= PROBLEM DETAILS =
Tally the lines holding the string "take" and reply with that number alone.

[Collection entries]
* * * * * * *
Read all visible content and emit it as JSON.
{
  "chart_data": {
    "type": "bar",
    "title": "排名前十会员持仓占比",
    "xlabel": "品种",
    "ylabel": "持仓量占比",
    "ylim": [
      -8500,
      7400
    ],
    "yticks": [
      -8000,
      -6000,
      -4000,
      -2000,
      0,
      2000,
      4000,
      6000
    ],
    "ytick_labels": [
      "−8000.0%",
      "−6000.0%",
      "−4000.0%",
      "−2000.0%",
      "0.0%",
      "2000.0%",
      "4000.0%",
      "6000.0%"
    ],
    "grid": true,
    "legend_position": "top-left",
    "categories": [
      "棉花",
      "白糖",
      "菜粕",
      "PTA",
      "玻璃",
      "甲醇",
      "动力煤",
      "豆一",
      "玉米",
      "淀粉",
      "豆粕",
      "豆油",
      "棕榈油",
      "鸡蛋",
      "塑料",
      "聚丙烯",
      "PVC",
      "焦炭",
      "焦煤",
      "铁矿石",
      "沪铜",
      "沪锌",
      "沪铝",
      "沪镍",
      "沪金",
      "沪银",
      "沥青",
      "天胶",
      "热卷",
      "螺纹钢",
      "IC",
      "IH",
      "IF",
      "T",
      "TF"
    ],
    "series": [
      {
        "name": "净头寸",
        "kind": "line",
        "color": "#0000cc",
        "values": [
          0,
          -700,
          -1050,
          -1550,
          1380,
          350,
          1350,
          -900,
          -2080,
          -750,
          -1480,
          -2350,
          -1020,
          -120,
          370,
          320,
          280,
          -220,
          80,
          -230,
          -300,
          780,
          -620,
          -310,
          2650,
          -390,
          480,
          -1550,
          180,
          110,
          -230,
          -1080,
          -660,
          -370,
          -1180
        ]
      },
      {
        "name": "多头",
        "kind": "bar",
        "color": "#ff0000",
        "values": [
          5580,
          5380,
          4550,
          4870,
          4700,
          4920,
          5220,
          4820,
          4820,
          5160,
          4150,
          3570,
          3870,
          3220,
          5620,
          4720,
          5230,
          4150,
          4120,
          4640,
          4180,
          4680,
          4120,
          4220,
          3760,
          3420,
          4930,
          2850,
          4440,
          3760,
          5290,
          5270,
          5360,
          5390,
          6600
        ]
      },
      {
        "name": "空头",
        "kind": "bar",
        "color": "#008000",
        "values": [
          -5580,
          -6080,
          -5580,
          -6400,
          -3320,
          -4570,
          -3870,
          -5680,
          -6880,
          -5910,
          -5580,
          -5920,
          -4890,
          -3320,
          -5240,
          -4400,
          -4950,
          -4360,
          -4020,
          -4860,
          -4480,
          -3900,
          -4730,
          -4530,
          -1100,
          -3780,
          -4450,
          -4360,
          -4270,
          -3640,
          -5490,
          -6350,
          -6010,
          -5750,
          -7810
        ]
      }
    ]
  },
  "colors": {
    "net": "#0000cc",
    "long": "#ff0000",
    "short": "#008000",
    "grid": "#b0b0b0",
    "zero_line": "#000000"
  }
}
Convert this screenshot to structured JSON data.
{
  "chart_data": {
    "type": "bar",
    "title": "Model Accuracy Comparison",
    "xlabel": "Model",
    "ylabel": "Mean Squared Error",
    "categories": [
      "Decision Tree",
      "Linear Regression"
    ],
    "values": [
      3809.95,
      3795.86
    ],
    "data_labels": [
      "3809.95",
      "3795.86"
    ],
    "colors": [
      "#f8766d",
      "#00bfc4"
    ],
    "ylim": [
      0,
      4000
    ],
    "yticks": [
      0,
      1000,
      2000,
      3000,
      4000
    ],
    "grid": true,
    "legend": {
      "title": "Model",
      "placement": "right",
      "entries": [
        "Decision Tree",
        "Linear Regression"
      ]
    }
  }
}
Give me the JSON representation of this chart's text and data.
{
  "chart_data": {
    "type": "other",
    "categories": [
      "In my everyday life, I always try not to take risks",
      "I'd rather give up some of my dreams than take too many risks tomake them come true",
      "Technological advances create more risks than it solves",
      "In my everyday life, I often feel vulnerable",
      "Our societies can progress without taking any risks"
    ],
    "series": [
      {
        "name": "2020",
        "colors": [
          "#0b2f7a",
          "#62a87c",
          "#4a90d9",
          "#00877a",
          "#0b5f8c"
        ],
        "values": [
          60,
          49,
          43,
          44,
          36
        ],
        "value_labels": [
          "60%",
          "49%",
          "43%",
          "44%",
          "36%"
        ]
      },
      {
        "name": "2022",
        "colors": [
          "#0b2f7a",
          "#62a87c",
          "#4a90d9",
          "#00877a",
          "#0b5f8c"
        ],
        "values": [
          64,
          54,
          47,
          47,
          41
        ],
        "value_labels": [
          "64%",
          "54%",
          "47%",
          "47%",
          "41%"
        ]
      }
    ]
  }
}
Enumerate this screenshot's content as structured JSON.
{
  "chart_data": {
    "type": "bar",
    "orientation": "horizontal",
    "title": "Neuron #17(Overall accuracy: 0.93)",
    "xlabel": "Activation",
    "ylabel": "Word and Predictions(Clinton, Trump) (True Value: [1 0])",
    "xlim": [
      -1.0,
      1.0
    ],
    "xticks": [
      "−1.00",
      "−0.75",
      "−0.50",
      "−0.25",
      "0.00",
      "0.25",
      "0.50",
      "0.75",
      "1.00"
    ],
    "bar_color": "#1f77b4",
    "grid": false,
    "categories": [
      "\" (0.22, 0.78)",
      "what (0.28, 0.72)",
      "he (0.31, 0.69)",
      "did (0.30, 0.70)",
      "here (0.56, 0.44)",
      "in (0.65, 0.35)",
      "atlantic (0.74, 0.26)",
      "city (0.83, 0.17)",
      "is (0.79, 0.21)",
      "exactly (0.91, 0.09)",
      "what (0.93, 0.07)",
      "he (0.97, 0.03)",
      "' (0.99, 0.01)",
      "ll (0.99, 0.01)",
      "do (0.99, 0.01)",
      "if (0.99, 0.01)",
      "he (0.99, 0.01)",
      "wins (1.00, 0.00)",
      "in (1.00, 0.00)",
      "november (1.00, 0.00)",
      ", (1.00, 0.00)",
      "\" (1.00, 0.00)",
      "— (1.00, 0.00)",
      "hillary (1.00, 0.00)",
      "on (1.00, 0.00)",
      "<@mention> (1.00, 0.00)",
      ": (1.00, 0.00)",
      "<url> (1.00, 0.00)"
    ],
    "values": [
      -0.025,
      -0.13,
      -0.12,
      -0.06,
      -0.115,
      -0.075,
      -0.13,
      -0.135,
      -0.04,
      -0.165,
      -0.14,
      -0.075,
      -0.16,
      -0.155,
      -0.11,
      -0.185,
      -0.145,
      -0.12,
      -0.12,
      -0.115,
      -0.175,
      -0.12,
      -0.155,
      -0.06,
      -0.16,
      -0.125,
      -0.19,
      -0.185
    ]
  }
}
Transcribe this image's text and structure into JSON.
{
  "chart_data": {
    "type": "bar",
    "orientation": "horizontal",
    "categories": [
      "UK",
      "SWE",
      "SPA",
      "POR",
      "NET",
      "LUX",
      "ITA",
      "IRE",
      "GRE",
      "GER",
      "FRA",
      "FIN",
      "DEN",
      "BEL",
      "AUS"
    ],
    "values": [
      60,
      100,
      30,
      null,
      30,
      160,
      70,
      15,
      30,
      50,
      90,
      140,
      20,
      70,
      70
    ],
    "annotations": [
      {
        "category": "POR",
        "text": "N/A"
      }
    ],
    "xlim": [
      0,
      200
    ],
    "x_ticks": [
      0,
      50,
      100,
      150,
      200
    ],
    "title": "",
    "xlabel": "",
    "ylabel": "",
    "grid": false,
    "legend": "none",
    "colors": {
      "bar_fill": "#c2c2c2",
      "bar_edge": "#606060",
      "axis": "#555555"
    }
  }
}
* * * * * * *
= SOLUTION FOR THIS PROBLEM =
2